Select every line containing the word "联系方式" from the material, and copy those lines.

_SOURCE MATERIAL_
+===+
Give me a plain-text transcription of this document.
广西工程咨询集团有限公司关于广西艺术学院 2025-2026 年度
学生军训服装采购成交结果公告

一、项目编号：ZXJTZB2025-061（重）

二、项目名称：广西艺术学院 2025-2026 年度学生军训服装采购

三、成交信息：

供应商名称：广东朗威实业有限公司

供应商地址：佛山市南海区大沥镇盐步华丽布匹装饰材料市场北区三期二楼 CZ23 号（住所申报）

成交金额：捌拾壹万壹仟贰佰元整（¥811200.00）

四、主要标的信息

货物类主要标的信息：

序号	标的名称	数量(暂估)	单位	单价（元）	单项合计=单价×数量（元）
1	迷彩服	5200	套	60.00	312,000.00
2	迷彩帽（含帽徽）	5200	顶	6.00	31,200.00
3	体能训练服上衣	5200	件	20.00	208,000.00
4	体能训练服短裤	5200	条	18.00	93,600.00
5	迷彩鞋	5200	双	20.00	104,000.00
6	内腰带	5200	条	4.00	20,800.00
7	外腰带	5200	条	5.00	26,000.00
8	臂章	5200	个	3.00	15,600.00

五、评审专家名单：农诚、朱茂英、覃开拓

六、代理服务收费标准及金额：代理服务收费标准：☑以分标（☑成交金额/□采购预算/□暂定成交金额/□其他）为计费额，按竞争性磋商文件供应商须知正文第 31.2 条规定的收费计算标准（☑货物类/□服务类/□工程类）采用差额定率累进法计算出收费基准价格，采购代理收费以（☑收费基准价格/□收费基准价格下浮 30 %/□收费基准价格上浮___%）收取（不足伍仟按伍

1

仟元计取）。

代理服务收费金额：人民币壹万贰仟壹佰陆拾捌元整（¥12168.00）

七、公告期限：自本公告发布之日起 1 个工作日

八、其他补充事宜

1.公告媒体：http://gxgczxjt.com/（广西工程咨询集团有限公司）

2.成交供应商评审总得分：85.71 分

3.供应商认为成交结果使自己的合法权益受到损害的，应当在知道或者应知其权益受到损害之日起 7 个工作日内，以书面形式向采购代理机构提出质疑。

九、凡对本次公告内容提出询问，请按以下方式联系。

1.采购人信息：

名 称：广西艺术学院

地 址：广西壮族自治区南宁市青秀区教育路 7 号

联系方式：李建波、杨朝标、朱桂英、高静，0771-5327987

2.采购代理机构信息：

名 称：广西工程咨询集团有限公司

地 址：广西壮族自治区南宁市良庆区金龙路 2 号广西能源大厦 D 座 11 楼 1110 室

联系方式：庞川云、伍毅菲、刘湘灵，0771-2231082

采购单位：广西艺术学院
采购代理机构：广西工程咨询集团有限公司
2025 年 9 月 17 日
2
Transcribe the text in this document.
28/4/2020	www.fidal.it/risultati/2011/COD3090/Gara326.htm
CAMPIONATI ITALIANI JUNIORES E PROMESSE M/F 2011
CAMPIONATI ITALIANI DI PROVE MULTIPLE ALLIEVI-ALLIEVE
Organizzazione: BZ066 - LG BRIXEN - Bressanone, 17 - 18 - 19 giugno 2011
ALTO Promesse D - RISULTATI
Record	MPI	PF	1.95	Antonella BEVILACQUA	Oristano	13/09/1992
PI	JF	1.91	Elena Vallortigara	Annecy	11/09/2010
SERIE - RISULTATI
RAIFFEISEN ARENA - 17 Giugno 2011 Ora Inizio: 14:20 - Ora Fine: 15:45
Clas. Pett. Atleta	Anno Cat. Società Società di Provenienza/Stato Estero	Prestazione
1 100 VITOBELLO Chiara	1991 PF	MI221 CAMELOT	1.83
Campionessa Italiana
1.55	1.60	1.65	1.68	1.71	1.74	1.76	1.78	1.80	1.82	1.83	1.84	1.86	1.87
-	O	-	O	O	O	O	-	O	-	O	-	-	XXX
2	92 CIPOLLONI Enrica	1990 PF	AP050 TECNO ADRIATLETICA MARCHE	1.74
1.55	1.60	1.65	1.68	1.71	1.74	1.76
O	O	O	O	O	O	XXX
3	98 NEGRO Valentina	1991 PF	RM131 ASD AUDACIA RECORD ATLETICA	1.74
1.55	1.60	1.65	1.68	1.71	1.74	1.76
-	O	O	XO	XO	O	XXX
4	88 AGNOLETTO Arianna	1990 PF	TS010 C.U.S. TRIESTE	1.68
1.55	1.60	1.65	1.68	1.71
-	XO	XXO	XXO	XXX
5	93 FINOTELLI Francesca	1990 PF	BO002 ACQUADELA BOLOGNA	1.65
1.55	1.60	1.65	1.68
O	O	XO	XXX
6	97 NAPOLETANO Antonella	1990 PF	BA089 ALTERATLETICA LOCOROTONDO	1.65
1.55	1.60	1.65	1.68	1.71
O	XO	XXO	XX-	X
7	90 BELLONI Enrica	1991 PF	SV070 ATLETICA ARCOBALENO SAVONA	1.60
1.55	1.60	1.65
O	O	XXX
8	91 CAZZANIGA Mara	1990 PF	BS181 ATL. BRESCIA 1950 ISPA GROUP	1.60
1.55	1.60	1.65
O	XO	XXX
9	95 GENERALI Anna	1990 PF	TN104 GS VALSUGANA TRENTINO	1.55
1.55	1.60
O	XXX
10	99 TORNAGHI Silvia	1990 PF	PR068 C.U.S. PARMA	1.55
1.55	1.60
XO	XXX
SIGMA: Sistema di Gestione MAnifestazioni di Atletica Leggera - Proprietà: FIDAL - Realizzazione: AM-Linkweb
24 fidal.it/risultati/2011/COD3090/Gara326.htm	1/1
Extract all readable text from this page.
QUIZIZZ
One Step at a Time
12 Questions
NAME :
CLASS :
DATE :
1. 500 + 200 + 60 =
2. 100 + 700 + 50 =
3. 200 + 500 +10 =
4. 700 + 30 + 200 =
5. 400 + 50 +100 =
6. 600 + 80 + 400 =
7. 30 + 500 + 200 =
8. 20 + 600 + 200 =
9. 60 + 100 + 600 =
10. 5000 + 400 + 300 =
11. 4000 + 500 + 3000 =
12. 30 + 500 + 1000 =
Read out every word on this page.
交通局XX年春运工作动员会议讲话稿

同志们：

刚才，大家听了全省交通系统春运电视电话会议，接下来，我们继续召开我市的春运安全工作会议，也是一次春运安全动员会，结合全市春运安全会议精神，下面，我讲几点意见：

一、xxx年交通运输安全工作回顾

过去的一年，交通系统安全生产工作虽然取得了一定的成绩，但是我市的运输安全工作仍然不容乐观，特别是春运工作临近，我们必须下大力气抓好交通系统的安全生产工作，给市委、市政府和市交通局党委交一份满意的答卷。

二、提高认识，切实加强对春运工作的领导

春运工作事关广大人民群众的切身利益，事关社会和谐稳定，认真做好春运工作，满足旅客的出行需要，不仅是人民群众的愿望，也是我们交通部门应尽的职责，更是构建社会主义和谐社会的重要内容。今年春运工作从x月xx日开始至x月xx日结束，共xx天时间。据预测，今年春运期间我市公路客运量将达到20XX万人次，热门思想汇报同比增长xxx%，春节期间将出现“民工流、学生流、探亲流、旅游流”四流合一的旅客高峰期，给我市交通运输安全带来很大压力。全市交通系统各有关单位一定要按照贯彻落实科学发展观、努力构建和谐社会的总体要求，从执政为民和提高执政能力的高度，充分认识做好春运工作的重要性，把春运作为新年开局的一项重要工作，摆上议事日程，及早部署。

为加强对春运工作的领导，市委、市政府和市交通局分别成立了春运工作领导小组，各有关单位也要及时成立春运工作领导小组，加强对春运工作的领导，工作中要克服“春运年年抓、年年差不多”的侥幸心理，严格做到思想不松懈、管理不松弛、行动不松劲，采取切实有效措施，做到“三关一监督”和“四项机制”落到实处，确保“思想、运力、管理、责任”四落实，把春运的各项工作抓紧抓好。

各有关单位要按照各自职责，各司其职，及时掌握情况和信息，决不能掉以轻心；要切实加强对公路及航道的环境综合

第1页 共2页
+===+
_ANSWER TO THE EXERCISE_
联系方式：李建波、杨朝标、朱桂英、高静，0771-5327987
联系方式：庞川云、伍毅菲、刘湘灵，0771-2231082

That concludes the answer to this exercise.